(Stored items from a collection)
::::::::
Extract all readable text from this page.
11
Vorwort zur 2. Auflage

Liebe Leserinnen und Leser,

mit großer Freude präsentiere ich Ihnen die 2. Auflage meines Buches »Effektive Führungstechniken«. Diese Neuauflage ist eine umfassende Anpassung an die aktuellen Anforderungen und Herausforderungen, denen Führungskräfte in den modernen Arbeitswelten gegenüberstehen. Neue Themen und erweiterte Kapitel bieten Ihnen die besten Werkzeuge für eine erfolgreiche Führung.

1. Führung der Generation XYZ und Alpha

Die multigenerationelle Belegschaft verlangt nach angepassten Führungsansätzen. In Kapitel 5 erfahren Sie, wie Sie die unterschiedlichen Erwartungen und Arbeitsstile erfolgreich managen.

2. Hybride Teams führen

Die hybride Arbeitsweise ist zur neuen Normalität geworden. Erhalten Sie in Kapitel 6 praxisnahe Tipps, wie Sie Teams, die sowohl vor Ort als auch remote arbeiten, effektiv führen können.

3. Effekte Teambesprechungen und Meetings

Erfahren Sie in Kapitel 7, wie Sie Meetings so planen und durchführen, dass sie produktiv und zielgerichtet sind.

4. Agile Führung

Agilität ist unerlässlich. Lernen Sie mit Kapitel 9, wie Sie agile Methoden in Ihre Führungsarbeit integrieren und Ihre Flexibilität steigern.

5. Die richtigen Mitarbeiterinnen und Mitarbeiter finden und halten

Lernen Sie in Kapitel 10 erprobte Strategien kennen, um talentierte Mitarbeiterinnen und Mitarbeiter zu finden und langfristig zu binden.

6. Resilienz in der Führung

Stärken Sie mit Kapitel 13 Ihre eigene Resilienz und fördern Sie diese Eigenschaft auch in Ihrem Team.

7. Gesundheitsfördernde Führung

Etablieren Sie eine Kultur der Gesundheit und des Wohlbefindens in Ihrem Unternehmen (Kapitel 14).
::::::::
DIRECTIONS FOR THIS TASK:
Tally the lines in the records above that contain the word "Teams", and give only that number.

RESPONSE BELOW:
2